What is expected
Rewrite every row below, putting "Photo001.jpg" in place of "Image001.jpg" each time it occurs and changing nothing else. Omit the pictures from your answer.

───── Information shown ─────

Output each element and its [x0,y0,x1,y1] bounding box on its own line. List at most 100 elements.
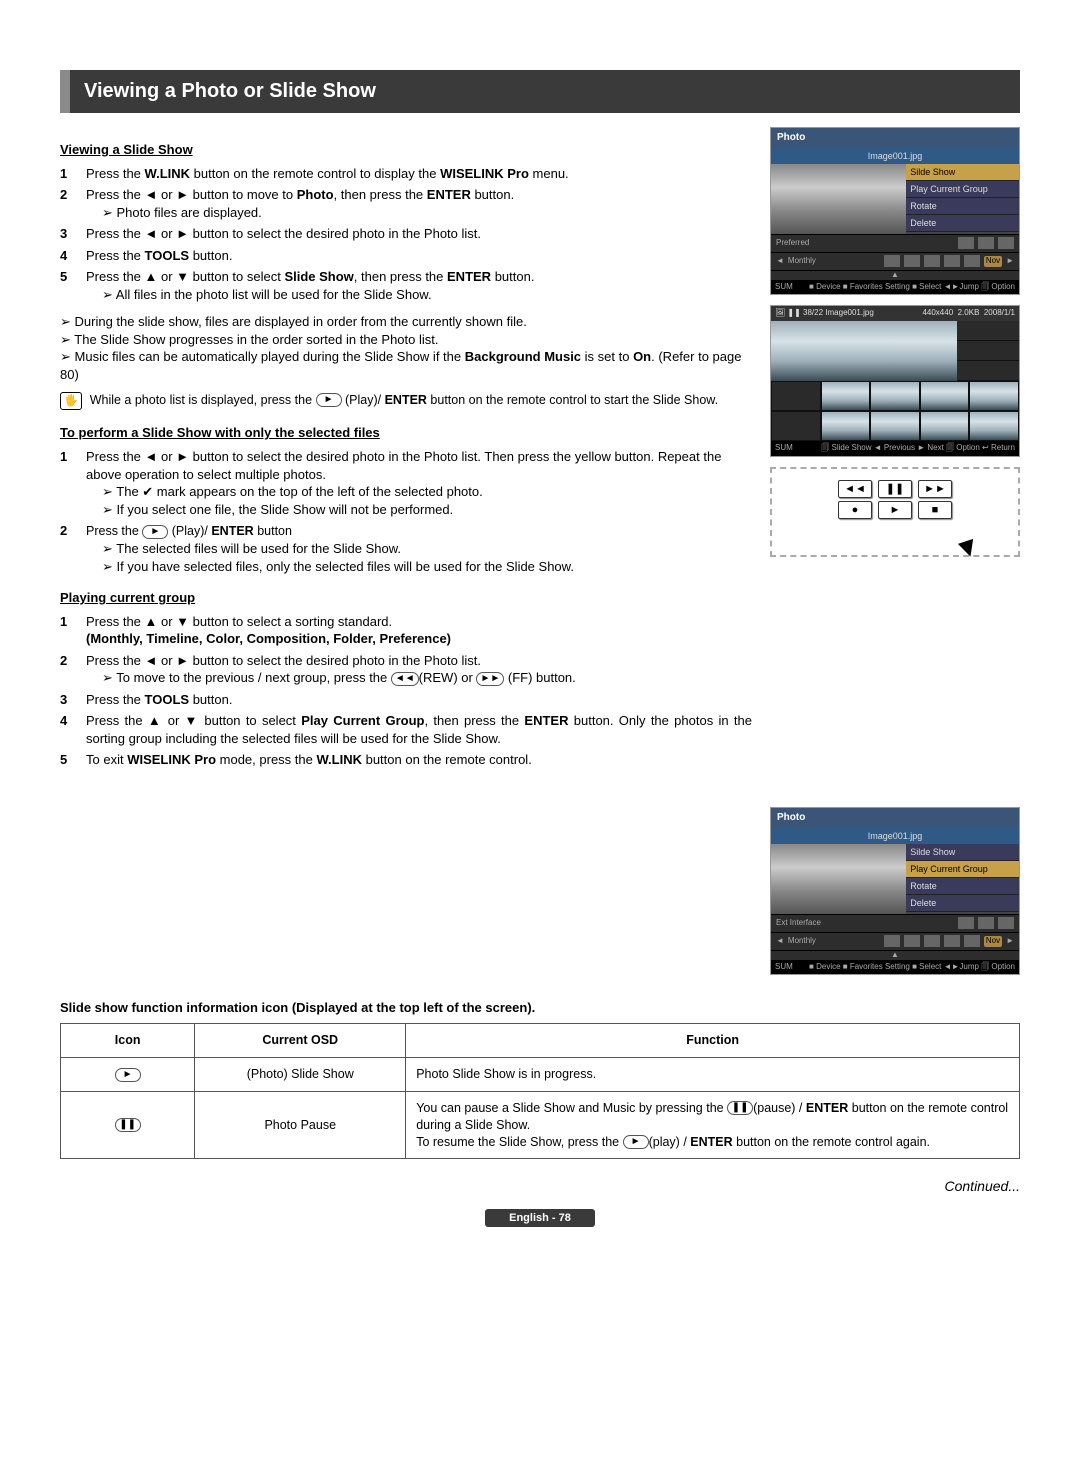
step-body: Press the ► (Play)/ ENTER button The sel… [86,522,752,575]
substep: If you have selected files, only the sel… [102,558,752,576]
tv-menu-item: Rotate [906,878,1019,895]
tv-menu-item: Silde Show [906,164,1019,181]
substep: Photo files are displayed. [102,205,262,220]
callout-note: 🖐 While a photo list is displayed, press… [60,392,752,411]
remote-rec-button: ● [838,501,872,519]
tv-filename: Image001.jpg [771,148,1019,164]
sidebar-screens: Photo Image001.jpg Silde Show Play Curre… [770,127,1020,985]
tv-screenshot-photo: Photo Image001.jpg Silde Show Play Curre… [770,127,1020,295]
step-body: Press the TOOLS button. [86,691,752,709]
substep: To move to the previous / next group, pr… [102,670,576,685]
tv-screenshot-fullscreen: 🖼 ❚❚ 38/22 Image001.jpg 440x440 2.0KB 20… [770,305,1020,457]
note-item: Music files can be automatically played … [60,348,752,383]
osd-cell: (Photo) Slide Show [195,1057,406,1091]
tv-date: 2008/1/1 [984,308,1015,317]
step-body: Press the ◄ or ► button to select the de… [86,448,752,518]
page-title: Viewing a Photo or Slide Show [60,70,1020,113]
steps-selected: 1 Press the ◄ or ► button to select the … [60,448,752,575]
tv-screenshot-photo-2: Photo Image001.jpg Silde Show Play Curre… [770,807,1020,975]
page-footer: English - 78 [60,1208,1020,1226]
table-row: ► (Photo) Slide Show Photo Slide Show is… [61,1057,1020,1091]
tv-filename: Image001.jpg [825,308,873,317]
heading-vss: Viewing a Slide Show [60,141,752,159]
tv-title: Photo [771,128,1019,148]
substep: If you select one file, the Slide Show w… [102,501,752,519]
tv-now-badge: Nov [984,936,1002,947]
tv-title: Photo [771,808,1019,828]
step-body: Press the W.LINK button on the remote co… [86,165,752,183]
remote-play-button: ► [878,501,912,519]
tv-context-menu: Silde Show Play Current Group Rotate Del… [906,844,1019,914]
tv-resolution: 440x440 [922,308,953,317]
step-number: 3 [60,691,76,709]
step-body: Press the ◄ or ► button to move to Photo… [86,186,752,221]
tv-sum-label: SUM [775,962,793,973]
play-icon: ► [316,393,342,407]
note-icon: 🖐 [60,392,82,411]
heading-current: Playing current group [60,589,752,607]
continued-label: Continued... [60,1177,1020,1196]
th-osd: Current OSD [195,1024,406,1058]
page-number-pill: English - 78 [485,1209,595,1227]
tv-menu-item: Play Current Group [906,861,1019,878]
func-cell: You can pause a Slide Show and Music by … [406,1091,1020,1159]
step-number: 4 [60,247,76,265]
substep: The selected files will be used for the … [102,540,752,558]
tv-footer-help: ■ Device ■ Favorites Setting ■ Select ◄►… [809,282,1015,293]
remote-pause-button: ❚❚ [878,480,912,498]
note-item: The Slide Show progresses in the order s… [60,331,752,349]
step-body: Press the ▲ or ▼ button to select Play C… [86,712,752,747]
step-number: 2 [60,652,76,687]
th-function: Function [406,1024,1020,1058]
rew-icon: ◄◄ [391,672,419,686]
step-number: 3 [60,225,76,243]
info-icon-table: Icon Current OSD Function ► (Photo) Slid… [60,1023,1020,1159]
step-body: Press the ▲ or ▼ button to select a sort… [86,613,752,648]
tv-footer-help: ■ Device ■ Favorites Setting ■ Select ◄►… [809,962,1015,973]
play-icon: ► [623,1135,649,1149]
step-body: Press the ▲ or ▼ button to select Slide … [86,268,752,303]
remote-rew-button: ◄◄ [838,480,872,498]
tv-menu-item: Delete [906,215,1019,232]
remote-ff-button: ►► [918,480,952,498]
tv-sort-label: Monthly [788,256,880,267]
ff-icon: ►► [476,672,504,686]
remote-control-illustration: ◄◄ ❚❚ ►► ● ► ■ [770,467,1020,557]
tv-menu-item: Delete [906,895,1019,912]
step-number: 2 [60,186,76,221]
substep: The ✔ mark appears on the top of the lef… [102,483,752,501]
step-body: Press the ◄ or ► button to select the de… [86,225,752,243]
tv-preview-image [771,844,906,914]
step-body: To exit WISELINK Pro mode, press the W.L… [86,751,752,769]
step-number: 1 [60,613,76,648]
th-icon: Icon [61,1024,195,1058]
heading-selected: To perform a Slide Show with only the se… [60,424,752,442]
func-cell: Photo Slide Show is in progress. [406,1057,1020,1091]
note-item: During the slide show, files are display… [60,313,752,331]
heading-table: Slide show function information icon (Di… [60,999,1020,1017]
remote-stop-button: ■ [918,501,952,519]
tv-sum-label: SUM [775,282,793,293]
tv-preview-image [771,164,906,234]
tv-sort-label: Monthly [788,936,880,947]
tv-menu-item: Play Current Group [906,181,1019,198]
step-number: 1 [60,448,76,518]
pause-icon: ❚❚ [115,1118,141,1132]
step-number: 5 [60,268,76,303]
tv-footer-help: 🗐 Slide Show ◄ Previous ► Next 🗐 Option … [821,443,1015,454]
notes-after: During the slide show, files are display… [60,313,752,383]
tv-sum-label: SUM [775,443,793,454]
substep: All files in the photo list will be used… [102,287,432,302]
play-icon: ► [142,525,168,539]
tv-menu-item: Silde Show [906,844,1019,861]
step-number: 2 [60,522,76,575]
tv-now-badge: Nov [984,256,1002,267]
main-instructions: Viewing a Slide Show 1 Press the W.LINK … [60,127,752,985]
step-body: Press the ◄ or ► button to select the de… [86,652,752,687]
play-icon: ► [115,1068,141,1082]
tv-filesize: 2.0KB [958,308,980,317]
osd-cell: Photo Pause [195,1091,406,1159]
step-number: 4 [60,712,76,747]
steps-current: 1 Press the ▲ or ▼ button to select a so… [60,613,752,769]
pause-icon: ❚❚ [727,1101,753,1115]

─────

Task answer
Output each element and its [x0,y0,x1,y1] bounding box on its own line. List at most 100 elements.
step-body: Press the ► (Play)/ ENTER button The sel… [86,522,752,575]
substep: If you have selected files, only the sel… [102,558,752,576]
tv-menu-item: Rotate [906,878,1019,895]
tv-menu-item: Silde Show [906,164,1019,181]
substep: Photo files are displayed. [102,205,262,220]
callout-note: 🖐 While a photo list is displayed, press… [60,392,752,411]
remote-rec-button: ● [838,501,872,519]
tv-filename: Photo001.jpg [771,148,1019,164]
sidebar-screens: Photo Photo001.jpg Silde Show Play Curre… [770,127,1020,985]
tv-screenshot-photo: Photo Photo001.jpg Silde Show Play Curre… [770,127,1020,295]
step-body: Press the TOOLS button. [86,691,752,709]
substep: To move to the previous / next group, pr… [102,670,576,685]
tv-screenshot-fullscreen: 🖼 ❚❚ 38/22 Photo001.jpg 440x440 2.0KB 20… [770,305,1020,457]
note-item: Music files can be automatically played … [60,348,752,383]
osd-cell: (Photo) Slide Show [195,1057,406,1091]
tv-date: 2008/1/1 [984,308,1015,317]
step-body: Press the ◄ or ► button to select the de… [86,448,752,518]
page-title: Viewing a Photo or Slide Show [60,70,1020,113]
steps-selected: 1 Press the ◄ or ► button to select the … [60,448,752,575]
tv-screenshot-photo-2: Photo Photo001.jpg Silde Show Play Curre… [770,807,1020,975]
page-footer: English - 78 [60,1208,1020,1226]
table-row: ► (Photo) Slide Show Photo Slide Show is… [61,1057,1020,1091]
tv-filename: Photo001.jpg [825,308,873,317]
heading-vss: Viewing a Slide Show [60,141,752,159]
tv-title: Photo [771,128,1019,148]
substep: If you select one file, the Slide Show w… [102,501,752,519]
tv-now-badge: Nov [984,936,1002,947]
tv-title: Photo [771,808,1019,828]
step-body: Press the W.LINK button on the remote co… [86,165,752,183]
remote-play-button: ► [878,501,912,519]
tv-context-menu: Silde Show Play Current Group Rotate Del… [906,844,1019,914]
tv-resolution: 440x440 [922,308,953,317]
step-number: 3 [60,691,76,709]
step-body: Press the ◄ or ► button to move to Photo… [86,186,752,221]
tv-sum-label: SUM [775,962,793,973]
play-icon: ► [316,393,342,407]
note-icon: 🖐 [60,392,82,411]
heading-current: Playing current group [60,589,752,607]
continued-label: Continued... [60,1177,1020,1196]
th-osd: Current OSD [195,1024,406,1058]
page-number-pill: English - 78 [485,1209,595,1227]
tv-menu-item: Play Current Group [906,861,1019,878]
func-cell: You can pause a Slide Show and Music by … [406,1091,1020,1159]
step-number: 4 [60,247,76,265]
substep: The selected files will be used for the … [102,540,752,558]
tv-footer-help: ■ Device ■ Favorites Setting ■ Select ◄►… [809,282,1015,293]
remote-pause-button: ❚❚ [878,480,912,498]
note-item: The Slide Show progresses in the order s… [60,331,752,349]
step-body: Press the ▲ or ▼ button to select Play C… [86,712,752,747]
step-number: 2 [60,652,76,687]
th-function: Function [406,1024,1020,1058]
rew-icon: ◄◄ [391,672,419,686]
step-number: 3 [60,225,76,243]
info-icon-table: Icon Current OSD Function ► (Photo) Slid… [60,1023,1020,1159]
step-body: Press the ▲ or ▼ button to select a sort… [86,613,752,648]
tv-footer-help: ■ Device ■ Favorites Setting ■ Select ◄►… [809,962,1015,973]
play-icon: ► [623,1135,649,1149]
step-body: Press the ▲ or ▼ button to select Slide … [86,268,752,303]
remote-rew-button: ◄◄ [838,480,872,498]
tv-menu-item: Delete [906,215,1019,232]
remote-ff-button: ►► [918,480,952,498]
tv-sort-label: Monthly [788,256,880,267]
ff-icon: ►► [476,672,504,686]
remote-control-illustration: ◄◄ ❚❚ ►► ● ► ■ [770,467,1020,557]
tv-menu-item: Delete [906,895,1019,912]
step-number: 2 [60,186,76,221]
substep: The ✔ mark appears on the top of the lef… [102,483,752,501]
step-body: Press the ◄ or ► button to select the de… [86,225,752,243]
tv-preview-image [771,844,906,914]
step-body: To exit WISELINK Pro mode, press the W.L… [86,751,752,769]
step-number: 1 [60,613,76,648]
th-icon: Icon [61,1024,195,1058]
heading-selected: To perform a Slide Show with only the se… [60,424,752,442]
func-cell: Photo Slide Show is in progress. [406,1057,1020,1091]
note-item: During the slide show, files are display… [60,313,752,331]
heading-table: Slide show function information icon (Di… [60,999,1020,1017]
remote-stop-button: ■ [918,501,952,519]
tv-sum-label: SUM [775,282,793,293]
tv-preview-image [771,164,906,234]
tv-sort-label: Monthly [788,936,880,947]
tv-menu-item: Play Current Group [906,181,1019,198]
step-number: 1 [60,448,76,518]
pause-icon: ❚❚ [115,1118,141,1132]
step-number: 5 [60,268,76,303]
tv-footer-help: 🗐 Slide Show ◄ Previous ► Next 🗐 Option … [821,443,1015,454]
notes-after: During the slide show, files are display… [60,313,752,383]
tv-sum-label: SUM [775,443,793,454]
substep: All files in the photo list will be used… [102,287,432,302]
play-icon: ► [142,525,168,539]
tv-menu-item: Silde Show [906,844,1019,861]
step-number: 2 [60,522,76,575]
tv-now-badge: Nov [984,256,1002,267]
main-instructions: Viewing a Slide Show 1 Press the W.LINK … [60,127,752,985]
step-body: Press the ◄ or ► button to select the de… [86,652,752,687]
play-icon: ► [115,1068,141,1082]
tv-filesize: 2.0KB [958,308,980,317]
osd-cell: Photo Pause [195,1091,406,1159]
step-number: 4 [60,712,76,747]
steps-current: 1 Press the ▲ or ▼ button to select a so… [60,613,752,769]
pause-icon: ❚❚ [727,1101,753,1115]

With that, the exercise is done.